-- start EXCERPTED TEXT --
# Preferred Sparkplugs/Oil/filter '67 400HO GTO



## Grant1969 (Mar 15, 2014)

I was just checking to see what sparkplugs (brand and code), Oil (brand and weight) and oil filter (brand and part#) people are running in stock late 60's 400 motors. Thanks


----------



## Matthew (Feb 11, 2011)

Grant, 68 GTO with AC Delco R43S plugs, PF24 oil filter and I use Brad Penn 10W30 oil. Matt


----------



## Grant1969 (Mar 15, 2014)

I currently have AC Delco R43S plugs but the owners manual says these plugs are for extended highway driving which I don't do. The R45S plug is recommended for daily driving. Just curious if there is a notable difference between the two plugs.


----------



## Matthew (Feb 11, 2011)

Not in my mind, but I think the 45 is a hotter burning plug than the 43. You can go to a 45 with no issue. Matt


----------



## geeteeohguy (Feb 2, 2008)
-- end EXCERPTED TEXT --
-- start DATASET --
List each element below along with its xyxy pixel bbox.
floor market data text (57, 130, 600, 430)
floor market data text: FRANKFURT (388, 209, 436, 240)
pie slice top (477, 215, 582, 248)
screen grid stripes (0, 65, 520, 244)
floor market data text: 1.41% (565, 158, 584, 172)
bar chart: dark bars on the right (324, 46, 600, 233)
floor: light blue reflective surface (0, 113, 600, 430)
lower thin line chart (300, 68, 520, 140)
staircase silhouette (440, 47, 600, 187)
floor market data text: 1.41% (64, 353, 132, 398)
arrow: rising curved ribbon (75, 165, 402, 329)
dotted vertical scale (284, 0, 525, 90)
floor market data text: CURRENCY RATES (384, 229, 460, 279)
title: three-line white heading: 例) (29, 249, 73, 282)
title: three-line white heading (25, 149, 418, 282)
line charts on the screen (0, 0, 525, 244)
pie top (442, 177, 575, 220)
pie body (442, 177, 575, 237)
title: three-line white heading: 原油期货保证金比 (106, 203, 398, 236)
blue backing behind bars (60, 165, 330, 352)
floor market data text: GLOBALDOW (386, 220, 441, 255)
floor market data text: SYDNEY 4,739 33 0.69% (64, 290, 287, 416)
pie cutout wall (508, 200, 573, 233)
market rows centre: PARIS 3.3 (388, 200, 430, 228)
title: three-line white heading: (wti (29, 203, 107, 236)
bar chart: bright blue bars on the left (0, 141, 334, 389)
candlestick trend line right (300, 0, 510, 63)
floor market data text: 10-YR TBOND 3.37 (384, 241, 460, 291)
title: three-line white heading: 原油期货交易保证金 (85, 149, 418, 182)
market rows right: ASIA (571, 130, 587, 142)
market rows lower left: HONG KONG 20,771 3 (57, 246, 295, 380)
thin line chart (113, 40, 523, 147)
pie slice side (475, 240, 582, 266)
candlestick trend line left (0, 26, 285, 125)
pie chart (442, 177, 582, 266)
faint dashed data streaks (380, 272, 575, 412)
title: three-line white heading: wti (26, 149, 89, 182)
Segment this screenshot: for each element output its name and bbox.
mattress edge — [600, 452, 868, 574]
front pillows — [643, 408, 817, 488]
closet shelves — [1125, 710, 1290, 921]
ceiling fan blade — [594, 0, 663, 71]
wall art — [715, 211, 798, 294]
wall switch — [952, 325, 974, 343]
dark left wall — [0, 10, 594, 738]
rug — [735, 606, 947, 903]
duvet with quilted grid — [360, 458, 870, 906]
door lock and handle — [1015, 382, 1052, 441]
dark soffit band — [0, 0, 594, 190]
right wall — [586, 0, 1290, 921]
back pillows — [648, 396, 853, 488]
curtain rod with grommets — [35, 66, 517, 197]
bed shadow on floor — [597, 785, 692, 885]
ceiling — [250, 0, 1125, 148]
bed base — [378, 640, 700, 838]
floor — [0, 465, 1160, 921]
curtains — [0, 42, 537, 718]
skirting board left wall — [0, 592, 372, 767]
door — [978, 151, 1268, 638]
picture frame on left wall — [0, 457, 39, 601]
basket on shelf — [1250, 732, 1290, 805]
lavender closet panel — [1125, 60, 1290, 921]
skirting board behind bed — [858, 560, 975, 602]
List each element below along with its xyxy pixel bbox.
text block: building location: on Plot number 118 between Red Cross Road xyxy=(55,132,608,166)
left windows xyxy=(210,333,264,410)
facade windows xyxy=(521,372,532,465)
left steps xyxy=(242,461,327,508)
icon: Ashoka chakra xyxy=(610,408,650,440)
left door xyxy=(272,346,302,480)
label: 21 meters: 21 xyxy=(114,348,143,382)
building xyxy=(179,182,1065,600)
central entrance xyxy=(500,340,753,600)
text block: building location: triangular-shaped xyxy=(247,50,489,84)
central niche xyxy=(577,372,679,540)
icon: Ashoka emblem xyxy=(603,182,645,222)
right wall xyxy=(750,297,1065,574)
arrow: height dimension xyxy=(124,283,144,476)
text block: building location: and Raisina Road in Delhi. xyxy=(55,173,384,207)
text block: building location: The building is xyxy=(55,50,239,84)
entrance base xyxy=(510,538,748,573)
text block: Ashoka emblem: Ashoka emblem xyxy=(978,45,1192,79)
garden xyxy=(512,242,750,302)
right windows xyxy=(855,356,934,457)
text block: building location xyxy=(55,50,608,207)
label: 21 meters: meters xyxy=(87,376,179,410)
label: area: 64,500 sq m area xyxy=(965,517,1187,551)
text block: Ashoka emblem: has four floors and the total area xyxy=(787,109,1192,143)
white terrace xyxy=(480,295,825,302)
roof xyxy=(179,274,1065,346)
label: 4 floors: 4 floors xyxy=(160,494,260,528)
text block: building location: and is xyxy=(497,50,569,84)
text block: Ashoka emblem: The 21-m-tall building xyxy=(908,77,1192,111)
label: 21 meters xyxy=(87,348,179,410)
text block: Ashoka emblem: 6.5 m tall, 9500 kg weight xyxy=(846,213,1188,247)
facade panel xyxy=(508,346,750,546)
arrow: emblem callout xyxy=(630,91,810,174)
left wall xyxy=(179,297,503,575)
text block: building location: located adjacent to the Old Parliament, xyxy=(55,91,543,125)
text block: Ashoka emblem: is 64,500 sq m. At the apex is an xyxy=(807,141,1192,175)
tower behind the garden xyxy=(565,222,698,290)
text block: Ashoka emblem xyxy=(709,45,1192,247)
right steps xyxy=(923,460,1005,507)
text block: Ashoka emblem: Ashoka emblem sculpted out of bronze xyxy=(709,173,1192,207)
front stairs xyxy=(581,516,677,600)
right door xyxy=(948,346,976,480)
-- end DATASET --
• OBJECTIVES
- a) List every distinct username that appears as a post header in the spark plug forum thread.
- b) Answer these questions using the spark plug forum thread, one per line and marked the same way:
(i) Which oil filter does Matthew run?
(ii) According to the owner's manual Grant1969 cites, which plug is recommended for daily driving?
(iii) What model year is Matthew's GTO?
- c) Write the next part of the spark plug forum thread, beginning with the post that follows the last header shown.

• IN RESPONSE
- a)
Grant1969
Matthew
geeteeohguy

- b)
(i) PF24
(ii) R45S
(iii) 68

- c)
I'm running R44S in both my 389 and 400. No issues. Matt has a good plan with his oil and filter choice. I use Wix oil filters exclusively, but AC filters and Baldwin filters are excellent, too. Just stay away from Fram. I've been using Rotella diesel spec oil for awhile, in 15/40, but Brad Penn 10w30 would be a better choice in most cases, IMO.


----------



## Lemans guy (Oct 14, 2014)

I went to NGK plugs gapped at 45 with the electronic ignition gadget. They are really good.

I use Valvoline 10W-30 and always use Wix filters on everything.......


----------



## Grant1969 (Mar 15, 2014)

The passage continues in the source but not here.